(Records from a dataset)
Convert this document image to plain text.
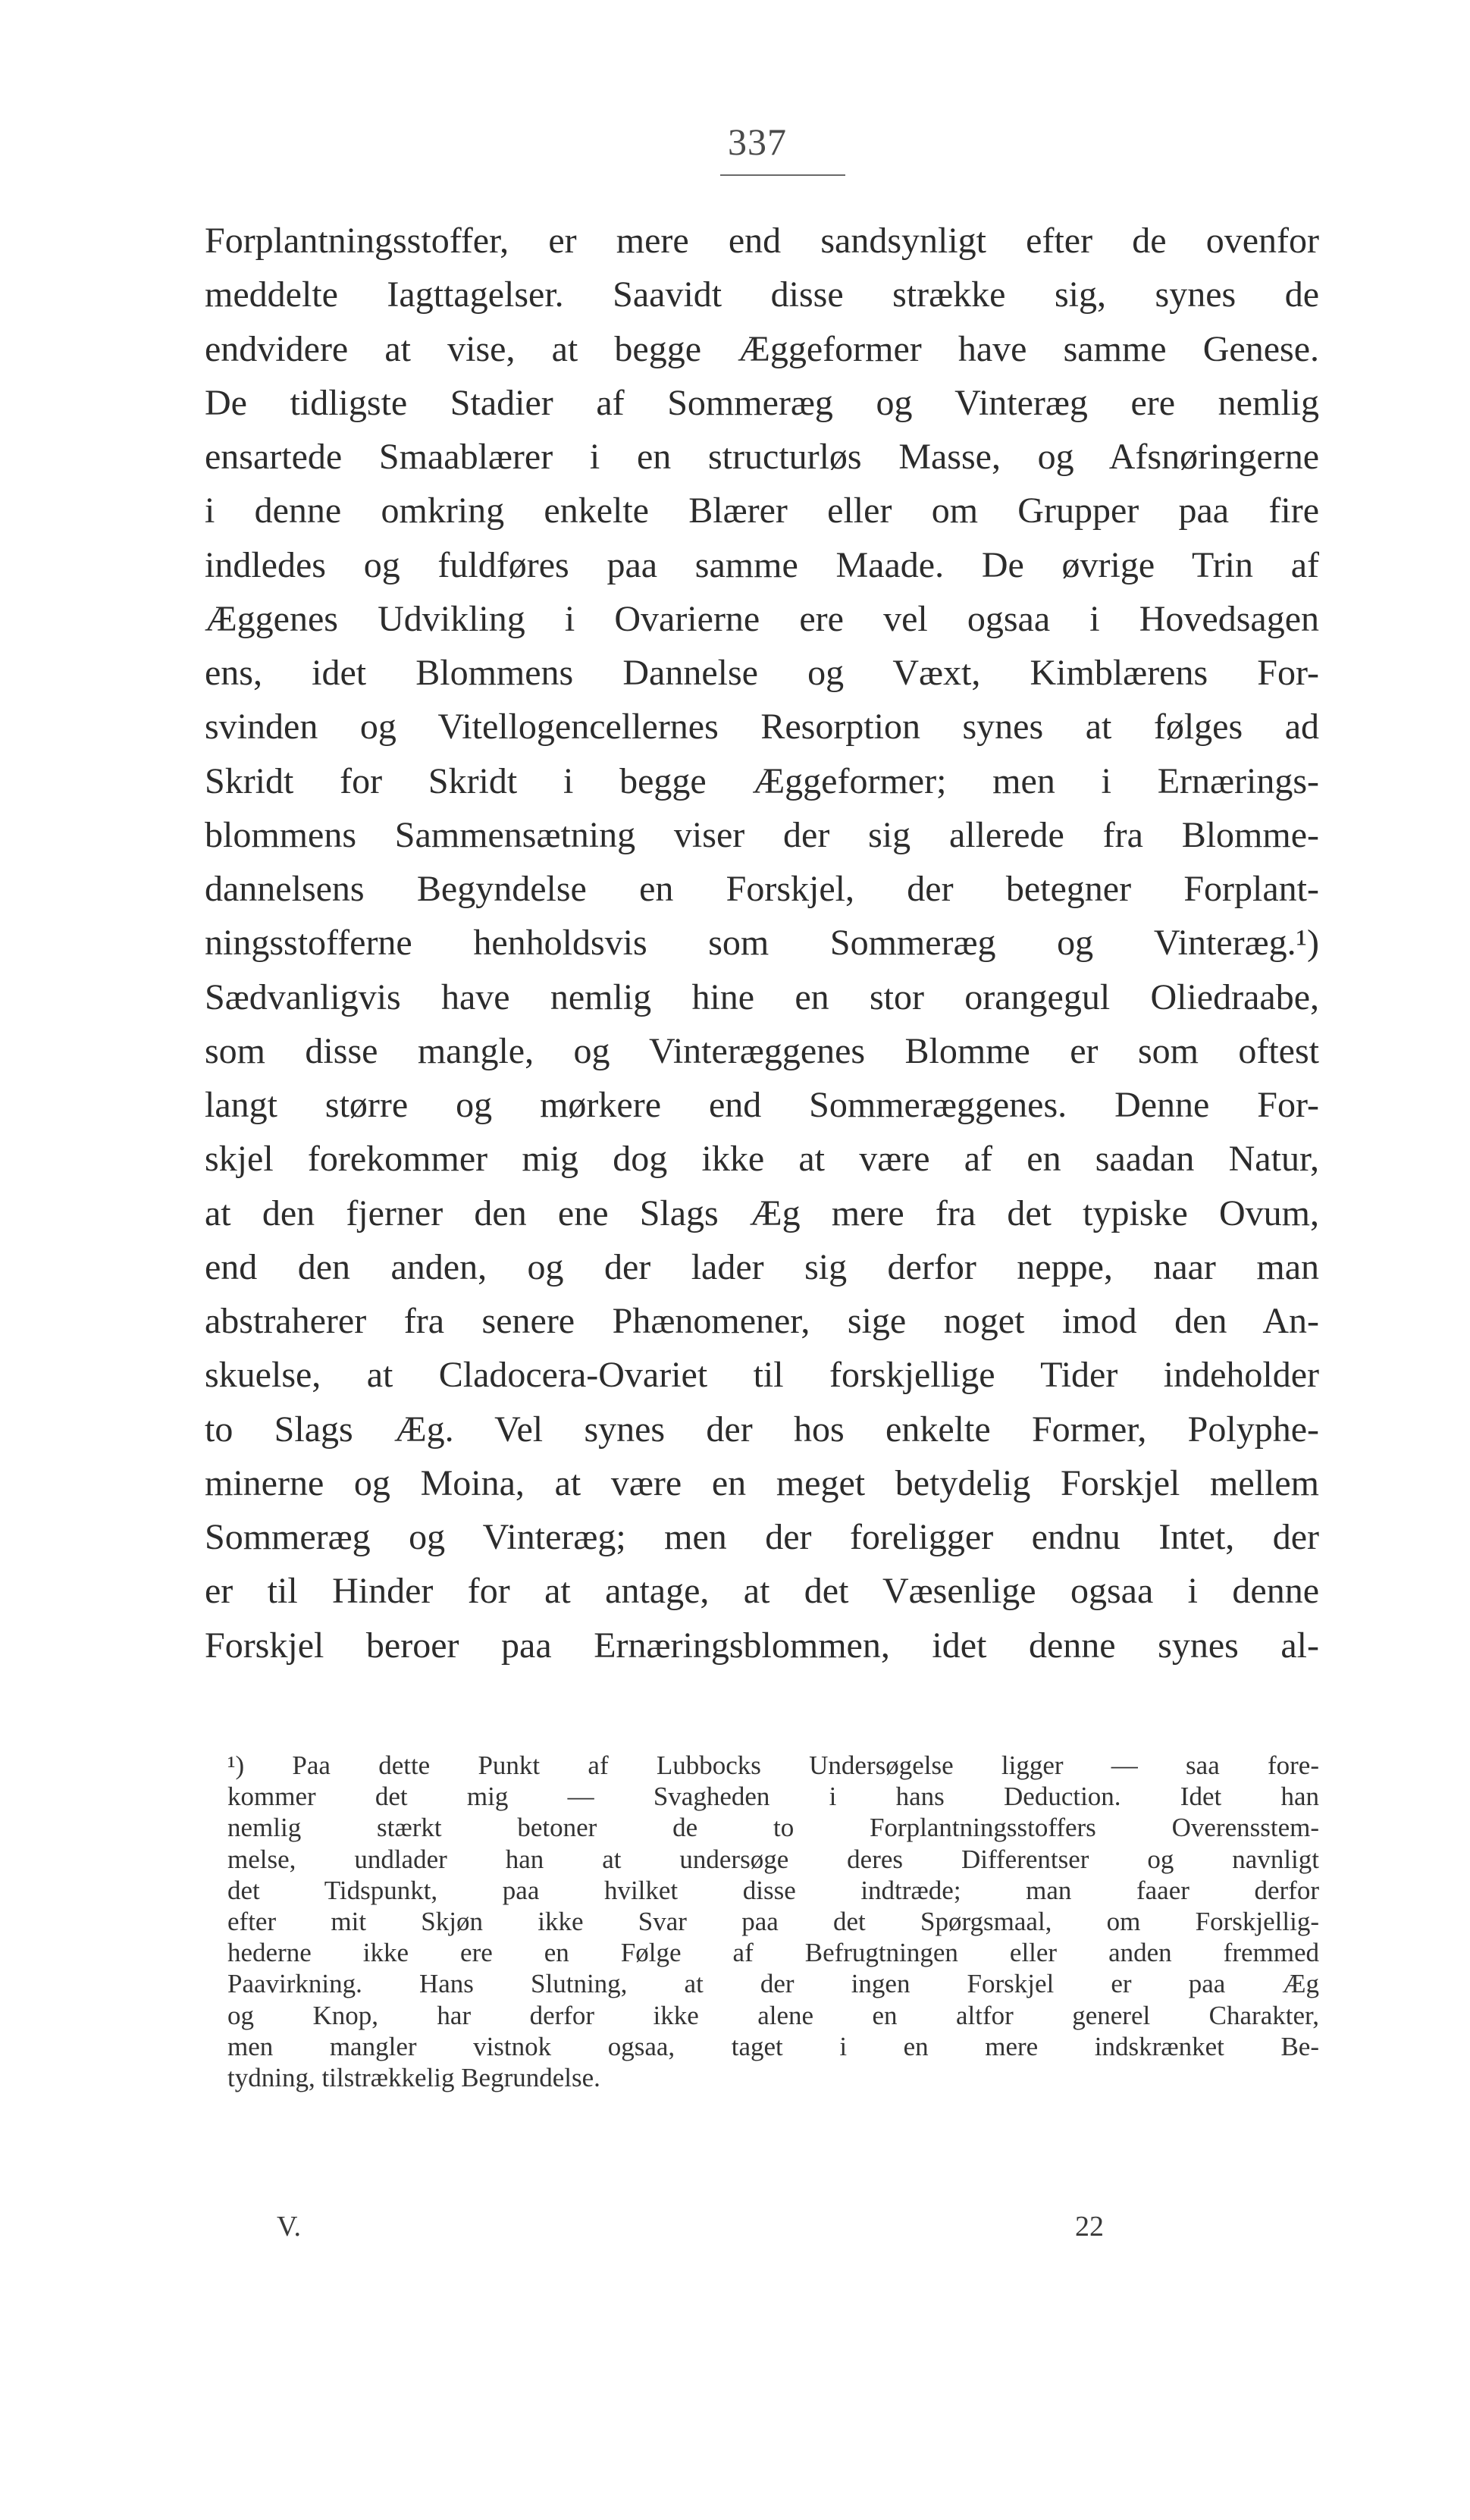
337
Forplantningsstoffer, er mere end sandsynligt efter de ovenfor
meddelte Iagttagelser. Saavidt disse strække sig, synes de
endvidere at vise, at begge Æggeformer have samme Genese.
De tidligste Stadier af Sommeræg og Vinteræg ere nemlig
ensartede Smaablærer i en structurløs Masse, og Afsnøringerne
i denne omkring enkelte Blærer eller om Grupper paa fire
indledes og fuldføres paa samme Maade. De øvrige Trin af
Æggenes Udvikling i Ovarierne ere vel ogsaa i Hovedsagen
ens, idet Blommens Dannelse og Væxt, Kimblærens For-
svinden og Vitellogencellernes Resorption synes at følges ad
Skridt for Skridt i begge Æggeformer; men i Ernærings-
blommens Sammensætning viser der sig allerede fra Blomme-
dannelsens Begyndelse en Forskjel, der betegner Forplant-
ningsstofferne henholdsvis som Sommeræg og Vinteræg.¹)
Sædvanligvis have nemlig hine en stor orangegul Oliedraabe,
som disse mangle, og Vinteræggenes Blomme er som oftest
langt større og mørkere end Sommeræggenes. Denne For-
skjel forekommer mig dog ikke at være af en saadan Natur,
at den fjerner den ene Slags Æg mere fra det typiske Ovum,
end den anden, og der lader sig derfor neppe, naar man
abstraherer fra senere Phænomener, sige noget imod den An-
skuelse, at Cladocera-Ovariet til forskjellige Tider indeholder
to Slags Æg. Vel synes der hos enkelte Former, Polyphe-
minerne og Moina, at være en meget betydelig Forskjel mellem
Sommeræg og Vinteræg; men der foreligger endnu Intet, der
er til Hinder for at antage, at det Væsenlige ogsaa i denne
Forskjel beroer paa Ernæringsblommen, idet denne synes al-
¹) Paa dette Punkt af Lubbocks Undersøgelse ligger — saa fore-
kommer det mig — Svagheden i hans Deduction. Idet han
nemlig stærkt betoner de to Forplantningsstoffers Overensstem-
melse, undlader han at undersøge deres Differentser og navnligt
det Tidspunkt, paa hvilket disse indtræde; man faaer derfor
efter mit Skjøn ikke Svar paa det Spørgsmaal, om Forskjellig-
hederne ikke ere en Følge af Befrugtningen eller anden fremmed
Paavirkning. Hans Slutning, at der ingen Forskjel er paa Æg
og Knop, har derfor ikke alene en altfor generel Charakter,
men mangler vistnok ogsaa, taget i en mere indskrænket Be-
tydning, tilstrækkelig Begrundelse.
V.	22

> _Work required_: If a line in the records above has the word "enkelte", copy it.

> _Task output_:
i denne omkring enkelte Blærer eller om Grupper paa fire
to Slags Æg. Vel synes der hos enkelte Former, Polyphe-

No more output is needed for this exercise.